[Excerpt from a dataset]
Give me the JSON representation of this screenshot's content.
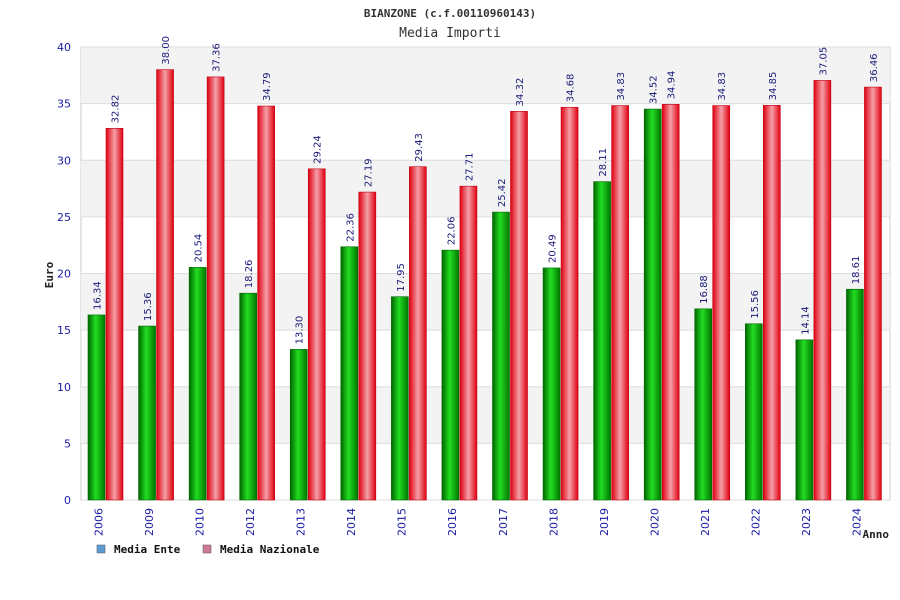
{
  "chart_data": {
    "type": "bar",
    "title": "BIANZONE (c.f.00110960143)",
    "subtitle": "Media Importi",
    "xlabel": "Anno",
    "ylabel": "Euro",
    "ylim": [
      0,
      40
    ],
    "yticks": [
      0,
      5,
      10,
      15,
      20,
      25,
      30,
      35,
      40
    ],
    "categories": [
      "2006",
      "2009",
      "2010",
      "2012",
      "2013",
      "2014",
      "2015",
      "2016",
      "2017",
      "2018",
      "2019",
      "2020",
      "2021",
      "2022",
      "2023",
      "2024"
    ],
    "series": [
      {
        "name": "Media Ente",
        "color": "#00b000",
        "legend_color": "#5b9bd5",
        "values": [
          16.34,
          15.36,
          20.54,
          18.26,
          13.3,
          22.36,
          17.95,
          22.06,
          25.42,
          20.49,
          28.11,
          34.52,
          16.88,
          15.56,
          14.14,
          18.61
        ],
        "labels": [
          "16.34",
          "15.36",
          "20.54",
          "18.26",
          "13.30",
          "22.36",
          "17.95",
          "22.06",
          "25.42",
          "20.49",
          "28.11",
          "34.52",
          "16.88",
          "15.56",
          "14.14",
          "18.61"
        ]
      },
      {
        "name": "Media Nazionale",
        "color": "#e8101c",
        "legend_color": "#d07a9a",
        "values": [
          32.82,
          38.0,
          37.36,
          34.79,
          29.24,
          27.19,
          29.43,
          27.71,
          34.32,
          34.68,
          34.83,
          34.94,
          34.83,
          34.85,
          37.05,
          36.46
        ],
        "labels": [
          "32.82",
          "38.00",
          "37.36",
          "34.79",
          "29.24",
          "27.19",
          "29.43",
          "27.71",
          "34.32",
          "34.68",
          "34.83",
          "34.94",
          "34.83",
          "34.85",
          "37.05",
          "36.46"
        ]
      }
    ],
    "grid": true,
    "legend_position": "bottom-left"
  }
}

### EXERCISE PROMPT
All of the entries above should be duplicated exactly, except for the pictures.

### COMPLETE RESPONSE
Give me the JSON representation of this screenshot's content.
{
  "chart_data": {
    "type": "bar",
    "title": "BIANZONE (c.f.00110960143)",
    "subtitle": "Media Importi",
    "xlabel": "Anno",
    "ylabel": "Euro",
    "ylim": [
      0,
      40
    ],
    "yticks": [
      0,
      5,
      10,
      15,
      20,
      25,
      30,
      35,
      40
    ],
    "categories": [
      "2006",
      "2009",
      "2010",
      "2012",
      "2013",
      "2014",
      "2015",
      "2016",
      "2017",
      "2018",
      "2019",
      "2020",
      "2021",
      "2022",
      "2023",
      "2024"
    ],
    "series": [
      {
        "name": "Media Ente",
        "color": "#00b000",
        "legend_color": "#5b9bd5",
        "values": [
          16.34,
          15.36,
          20.54,
          18.26,
          13.3,
          22.36,
          17.95,
          22.06,
          25.42,
          20.49,
          28.11,
          34.52,
          16.88,
          15.56,
          14.14,
          18.61
        ],
        "labels": [
          "16.34",
          "15.36",
          "20.54",
          "18.26",
          "13.30",
          "22.36",
          "17.95",
          "22.06",
          "25.42",
          "20.49",
          "28.11",
          "34.52",
          "16.88",
          "15.56",
          "14.14",
          "18.61"
        ]
      },
      {
        "name": "Media Nazionale",
        "color": "#e8101c",
        "legend_color": "#d07a9a",
        "values": [
          32.82,
          38.0,
          37.36,
          34.79,
          29.24,
          27.19,
          29.43,
          27.71,
          34.32,
          34.68,
          34.83,
          34.94,
          34.83,
          34.85,
          37.05,
          36.46
        ],
        "labels": [
          "32.82",
          "38.00",
          "37.36",
          "34.79",
          "29.24",
          "27.19",
          "29.43",
          "27.71",
          "34.32",
          "34.68",
          "34.83",
          "34.94",
          "34.83",
          "34.85",
          "37.05",
          "36.46"
        ]
      }
    ],
    "grid": true,
    "legend_position": "bottom-left"
  }
}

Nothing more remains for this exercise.